Required task: With the images removed, repeat the data below exactly.

Records for processing:
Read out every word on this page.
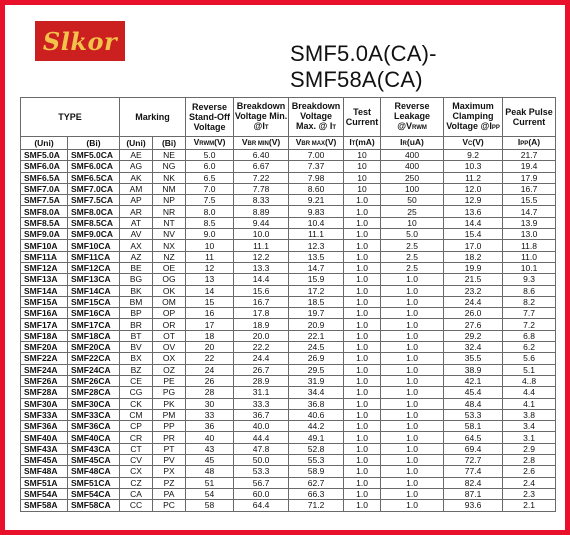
Slkor	SMF5.0A(CA)-SMF58A(CA)
TYPE		Marking		Reverse Stand-Off Voltage	Breakdown Voltage Min. @IT	Breakdown Voltage Max. @ IT	Test Current	Reverse Leakage @VRWM	Maximum Clamping Voltage @IPP	Peak Pulse Current
(Uni)	(Bi)	(Uni)	(Bi)	VRWM(V)	VBR MIN(V)	VBR MAX(V)	IT(mA)	IR(uA)	VC(V)	IPP(A)
SMF5.0A	SMF5.0CA	AE	NE	5.0	6.40	7.00	10	400	9.2	21.7
SMF6.0A	SMF6.0CA	AG	NG	6.0	6.67	7.37	10	400	10.3	19.4
SMF6.5A	SMF6.5CA	AK	NK	6.5	7.22	7.98	10	250	11.2	17.9
SMF7.0A	SMF7.0CA	AM	NM	7.0	7.78	8.60	10	100	12.0	16.7
SMF7.5A	SMF7.5CA	AP	NP	7.5	8.33	9.21	1.0	50	12.9	15.5
SMF8.0A	SMF8.0CA	AR	NR	8.0	8.89	9.83	1.0	25	13.6	14.7
SMF8.5A	SMF8.5CA	AT	NT	8.5	9.44	10.4	1.0	10	14.4	13.9
SMF9.0A	SMF9.0CA	AV	NV	9.0	10.0	11.1	1.0	5.0	15.4	13.0
SMF10A	SMF10CA	AX	NX	10	11.1	12.3	1.0	2.5	17.0	11.8
SMF11A	SMF11CA	AZ	NZ	11	12.2	13.5	1.0	2.5	18.2	11.0
SMF12A	SMF12CA	BE	OE	12	13.3	14.7	1.0	2.5	19.9	10.1
SMF13A	SMF13CA	BG	OG	13	14.4	15.9	1.0	1.0	21.5	9.3
SMF14A	SMF14CA	BK	OK	14	15.6	17.2	1.0	1.0	23.2	8.6
SMF15A	SMF15CA	BM	OM	15	16.7	18.5	1.0	1.0	24.4	8.2
SMF16A	SMF16CA	BP	OP	16	17.8	19.7	1.0	1.0	26.0	7.7
SMF17A	SMF17CA	BR	OR	17	18.9	20.9	1.0	1.0	27.6	7.2
SMF18A	SMF18CA	BT	OT	18	20.0	22.1	1.0	1.0	29.2	6.8
SMF20A	SMF20CA	BV	OV	20	22.2	24.5	1.0	1.0	32.4	6.2
SMF22A	SMF22CA	BX	OX	22	24.4	26.9	1.0	1.0	35.5	5.6
SMF24A	SMF24CA	BZ	OZ	24	26.7	29.5	1.0	1.0	38.9	5.1
SMF26A	SMF26CA	CE	PE	26	28.9	31.9	1.0	1.0	42.1	4..8
SMF28A	SMF28CA	CG	PG	28	31.1	34.4	1.0	1.0	45.4	4.4
SMF30A	SMF30CA	CK	PK	30	33.3	36.8	1.0	1.0	48.4	4.1
SMF33A	SMF33CA	CM	PM	33	36.7	40.6	1.0	1.0	53.3	3.8
SMF36A	SMF36CA	CP	PP	36	40.0	44.2	1.0	1.0	58.1	3.4
SMF40A	SMF40CA	CR	PR	40	44.4	49.1	1.0	1.0	64.5	3.1
SMF43A	SMF43CA	CT	PT	43	47.8	52.8	1.0	1.0	69.4	2.9
SMF45A	SMF45CA	CV	PV	45	50.0	55.3	1.0	1.0	72.7	2.8
SMF48A	SMF48CA	CX	PX	48	53.3	58.9	1.0	1.0	77.4	2.6
SMF51A	SMF51CA	CZ	PZ	51	56.7	62.7	1.0	1.0	82.4	2.4
SMF54A	SMF54CA	CA	PA	54	60.0	66.3	1.0	1.0	87.1	2.3
SMF58A	SMF58CA	CC	PC	58	64.4	71.2	1.0	1.0	93.6	2.1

Complete response:
Read out every word on this page.
Slkor	SMF5.0A(CA)-SMF58A(CA)
TYPE		Marking		Reverse Stand-Off Voltage	Breakdown Voltage Min. @IT	Breakdown Voltage Max. @ IT	Test Current	Reverse Leakage @VRWM	Maximum Clamping Voltage @IPP	Peak Pulse Current
(Uni)	(Bi)	(Uni)	(Bi)	VRWM(V)	VBR MIN(V)	VBR MAX(V)	IT(mA)	IR(uA)	VC(V)	IPP(A)
SMF5.0A	SMF5.0CA	AE	NE	5.0	6.40	7.00	10	400	9.2	21.7
SMF6.0A	SMF6.0CA	AG	NG	6.0	6.67	7.37	10	400	10.3	19.4
SMF6.5A	SMF6.5CA	AK	NK	6.5	7.22	7.98	10	250	11.2	17.9
SMF7.0A	SMF7.0CA	AM	NM	7.0	7.78	8.60	10	100	12.0	16.7
SMF7.5A	SMF7.5CA	AP	NP	7.5	8.33	9.21	1.0	50	12.9	15.5
SMF8.0A	SMF8.0CA	AR	NR	8.0	8.89	9.83	1.0	25	13.6	14.7
SMF8.5A	SMF8.5CA	AT	NT	8.5	9.44	10.4	1.0	10	14.4	13.9
SMF9.0A	SMF9.0CA	AV	NV	9.0	10.0	11.1	1.0	5.0	15.4	13.0
SMF10A	SMF10CA	AX	NX	10	11.1	12.3	1.0	2.5	17.0	11.8
SMF11A	SMF11CA	AZ	NZ	11	12.2	13.5	1.0	2.5	18.2	11.0
SMF12A	SMF12CA	BE	OE	12	13.3	14.7	1.0	2.5	19.9	10.1
SMF13A	SMF13CA	BG	OG	13	14.4	15.9	1.0	1.0	21.5	9.3
SMF14A	SMF14CA	BK	OK	14	15.6	17.2	1.0	1.0	23.2	8.6
SMF15A	SMF15CA	BM	OM	15	16.7	18.5	1.0	1.0	24.4	8.2
SMF16A	SMF16CA	BP	OP	16	17.8	19.7	1.0	1.0	26.0	7.7
SMF17A	SMF17CA	BR	OR	17	18.9	20.9	1.0	1.0	27.6	7.2
SMF18A	SMF18CA	BT	OT	18	20.0	22.1	1.0	1.0	29.2	6.8
SMF20A	SMF20CA	BV	OV	20	22.2	24.5	1.0	1.0	32.4	6.2
SMF22A	SMF22CA	BX	OX	22	24.4	26.9	1.0	1.0	35.5	5.6
SMF24A	SMF24CA	BZ	OZ	24	26.7	29.5	1.0	1.0	38.9	5.1
SMF26A	SMF26CA	CE	PE	26	28.9	31.9	1.0	1.0	42.1	4..8
SMF28A	SMF28CA	CG	PG	28	31.1	34.4	1.0	1.0	45.4	4.4
SMF30A	SMF30CA	CK	PK	30	33.3	36.8	1.0	1.0	48.4	4.1
SMF33A	SMF33CA	CM	PM	33	36.7	40.6	1.0	1.0	53.3	3.8
SMF36A	SMF36CA	CP	PP	36	40.0	44.2	1.0	1.0	58.1	3.4
SMF40A	SMF40CA	CR	PR	40	44.4	49.1	1.0	1.0	64.5	3.1
SMF43A	SMF43CA	CT	PT	43	47.8	52.8	1.0	1.0	69.4	2.9
SMF45A	SMF45CA	CV	PV	45	50.0	55.3	1.0	1.0	72.7	2.8
SMF48A	SMF48CA	CX	PX	48	53.3	58.9	1.0	1.0	77.4	2.6
SMF51A	SMF51CA	CZ	PZ	51	56.7	62.7	1.0	1.0	82.4	2.4
SMF54A	SMF54CA	CA	PA	54	60.0	66.3	1.0	1.0	87.1	2.3
SMF58A	SMF58CA	CC	PC	58	64.4	71.2	1.0	1.0	93.6	2.1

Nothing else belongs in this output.